**Given request**: Return these lines exactly as they appear.

Collected data
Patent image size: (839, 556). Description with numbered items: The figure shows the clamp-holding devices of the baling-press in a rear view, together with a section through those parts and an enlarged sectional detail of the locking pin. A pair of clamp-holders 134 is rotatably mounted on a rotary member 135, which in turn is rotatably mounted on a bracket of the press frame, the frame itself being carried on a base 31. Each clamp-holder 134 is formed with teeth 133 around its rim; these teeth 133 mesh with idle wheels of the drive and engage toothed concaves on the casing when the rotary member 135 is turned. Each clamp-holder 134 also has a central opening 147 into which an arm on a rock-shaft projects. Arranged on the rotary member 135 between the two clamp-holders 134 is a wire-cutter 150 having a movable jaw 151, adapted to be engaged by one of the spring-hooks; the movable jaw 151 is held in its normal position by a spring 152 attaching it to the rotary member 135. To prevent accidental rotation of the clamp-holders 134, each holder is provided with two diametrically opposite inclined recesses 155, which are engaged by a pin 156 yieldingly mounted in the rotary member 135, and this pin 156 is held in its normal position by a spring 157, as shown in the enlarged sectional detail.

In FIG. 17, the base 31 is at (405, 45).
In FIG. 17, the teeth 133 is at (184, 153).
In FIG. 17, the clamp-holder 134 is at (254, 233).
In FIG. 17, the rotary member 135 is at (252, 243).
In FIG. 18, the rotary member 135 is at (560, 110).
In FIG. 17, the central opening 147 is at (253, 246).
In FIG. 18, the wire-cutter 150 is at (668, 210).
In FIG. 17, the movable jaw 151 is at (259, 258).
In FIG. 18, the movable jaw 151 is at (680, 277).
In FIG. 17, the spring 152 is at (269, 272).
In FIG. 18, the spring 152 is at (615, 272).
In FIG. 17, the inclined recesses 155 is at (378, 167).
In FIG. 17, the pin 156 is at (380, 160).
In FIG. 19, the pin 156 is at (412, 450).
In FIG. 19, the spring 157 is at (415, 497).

**Task result**:
Patent image size: (839, 556). Description with numbered items: The figure shows the clamp-holding devices of the baling-press in a rear view, together with a section through those parts and an enlarged sectional detail of the locking pin. A pair of clamp-holders 134 is rotatably mounted on a rotary member 135, which in turn is rotatably mounted on a bracket of the press frame, the frame itself being carried on a base 31. Each clamp-holder 134 is formed with teeth 133 around its rim; these teeth 133 mesh with idle wheels of the drive and engage toothed concaves on the casing when the rotary member 135 is turned. Each clamp-holder 134 also has a central opening 147 into which an arm on a rock-shaft projects. Arranged on the rotary member 135 between the two clamp-holders 134 is a wire-cutter 150 having a movable jaw 151, adapted to be engaged by one of the spring-hooks; the movable jaw 151 is held in its normal position by a spring 152 attaching it to the rotary member 135. To prevent accidental rotation of the clamp-holders 134, each holder is provided with two diametrically opposite inclined recesses 155, which are engaged by a pin 156 yieldingly mounted in the rotary member 135, and this pin 156 is held in its normal position by a spring 157, as shown in the enlarged sectional detail.

In FIG. 17, the base 31 is at (405, 45).
In FIG. 17, the teeth 133 is at (184, 153).
In FIG. 17, the clamp-holder 134 is at (254, 233).
In FIG. 17, the rotary member 135 is at (252, 243).
In FIG. 18, the rotary member 135 is at (560, 110).
In FIG. 17, the central opening 147 is at (253, 246).
In FIG. 18, the wire-cutter 150 is at (668, 210).
In FIG. 17, the movable jaw 151 is at (259, 258).
In FIG. 18, the movable jaw 151 is at (680, 277).
In FIG. 17, the spring 152 is at (269, 272).
In FIG. 18, the spring 152 is at (615, 272).
In FIG. 17, the inclined recesses 155 is at (378, 167).
In FIG. 17, the pin 156 is at (380, 160).
In FIG. 19, the pin 156 is at (412, 450).
In FIG. 19, the spring 157 is at (415, 497).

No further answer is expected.